* **Work instructions**
Below is a block of records. Copy every line in it that contains the word "cultura".

* **Extracted entries**

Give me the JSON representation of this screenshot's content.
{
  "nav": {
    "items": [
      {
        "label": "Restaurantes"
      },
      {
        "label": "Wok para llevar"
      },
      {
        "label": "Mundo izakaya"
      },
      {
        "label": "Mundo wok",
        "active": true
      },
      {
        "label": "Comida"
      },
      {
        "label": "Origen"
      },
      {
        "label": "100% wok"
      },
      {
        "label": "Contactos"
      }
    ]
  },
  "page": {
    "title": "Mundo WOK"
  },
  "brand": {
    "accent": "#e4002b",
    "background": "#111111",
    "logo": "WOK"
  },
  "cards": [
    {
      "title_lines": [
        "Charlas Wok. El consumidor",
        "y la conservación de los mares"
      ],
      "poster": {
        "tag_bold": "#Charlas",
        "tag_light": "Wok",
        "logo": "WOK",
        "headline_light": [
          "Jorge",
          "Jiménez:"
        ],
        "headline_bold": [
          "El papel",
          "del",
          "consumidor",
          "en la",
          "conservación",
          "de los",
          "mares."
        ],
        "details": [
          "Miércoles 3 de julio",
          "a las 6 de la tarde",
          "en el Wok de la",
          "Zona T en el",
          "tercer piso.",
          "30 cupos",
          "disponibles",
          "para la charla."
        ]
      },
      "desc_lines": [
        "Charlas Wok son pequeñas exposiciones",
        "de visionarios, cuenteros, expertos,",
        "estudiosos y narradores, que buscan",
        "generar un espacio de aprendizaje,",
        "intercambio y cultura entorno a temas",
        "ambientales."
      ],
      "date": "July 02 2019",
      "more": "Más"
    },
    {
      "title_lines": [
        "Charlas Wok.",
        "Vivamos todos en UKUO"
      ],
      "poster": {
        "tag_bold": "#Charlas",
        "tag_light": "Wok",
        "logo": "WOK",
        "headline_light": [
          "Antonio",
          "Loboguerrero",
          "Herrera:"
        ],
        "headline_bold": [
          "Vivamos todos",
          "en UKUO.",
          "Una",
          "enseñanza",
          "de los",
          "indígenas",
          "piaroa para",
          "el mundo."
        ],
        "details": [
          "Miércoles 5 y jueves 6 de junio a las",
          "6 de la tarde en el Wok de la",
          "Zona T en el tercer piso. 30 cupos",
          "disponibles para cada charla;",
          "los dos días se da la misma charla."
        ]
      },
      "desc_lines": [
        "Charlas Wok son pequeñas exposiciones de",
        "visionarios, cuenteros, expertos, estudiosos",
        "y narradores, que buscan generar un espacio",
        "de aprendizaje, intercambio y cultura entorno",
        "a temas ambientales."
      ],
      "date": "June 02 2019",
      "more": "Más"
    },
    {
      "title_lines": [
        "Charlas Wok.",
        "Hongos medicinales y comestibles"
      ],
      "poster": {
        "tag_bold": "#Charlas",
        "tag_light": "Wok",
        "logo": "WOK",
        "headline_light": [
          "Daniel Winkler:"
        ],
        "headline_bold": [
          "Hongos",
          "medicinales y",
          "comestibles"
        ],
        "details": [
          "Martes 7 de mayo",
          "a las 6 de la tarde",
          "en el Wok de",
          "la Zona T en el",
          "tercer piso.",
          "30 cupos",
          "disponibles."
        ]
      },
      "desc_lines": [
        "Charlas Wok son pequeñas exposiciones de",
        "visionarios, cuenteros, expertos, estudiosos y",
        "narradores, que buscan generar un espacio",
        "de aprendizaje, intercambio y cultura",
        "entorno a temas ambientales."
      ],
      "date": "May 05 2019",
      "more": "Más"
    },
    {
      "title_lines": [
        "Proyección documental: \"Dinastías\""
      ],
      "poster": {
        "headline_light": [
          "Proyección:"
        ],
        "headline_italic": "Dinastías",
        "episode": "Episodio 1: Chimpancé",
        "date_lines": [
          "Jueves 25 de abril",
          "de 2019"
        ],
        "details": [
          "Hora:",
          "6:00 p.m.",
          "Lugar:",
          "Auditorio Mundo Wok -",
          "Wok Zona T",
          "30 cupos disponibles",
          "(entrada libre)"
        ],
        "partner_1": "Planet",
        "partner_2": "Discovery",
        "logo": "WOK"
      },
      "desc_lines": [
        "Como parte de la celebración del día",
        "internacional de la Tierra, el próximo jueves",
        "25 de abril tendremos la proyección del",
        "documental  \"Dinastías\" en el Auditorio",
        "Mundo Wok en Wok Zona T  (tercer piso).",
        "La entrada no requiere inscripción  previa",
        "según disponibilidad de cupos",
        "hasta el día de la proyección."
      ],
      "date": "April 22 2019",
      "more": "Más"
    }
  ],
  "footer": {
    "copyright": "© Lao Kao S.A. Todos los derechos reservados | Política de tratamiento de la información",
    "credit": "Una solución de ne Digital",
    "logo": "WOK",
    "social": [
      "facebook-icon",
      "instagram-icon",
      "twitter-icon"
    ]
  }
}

* **In response**
        "intercambio y cultura entorno a temas",
        "de aprendizaje, intercambio y cultura entorno",
        "de aprendizaje, intercambio y cultura",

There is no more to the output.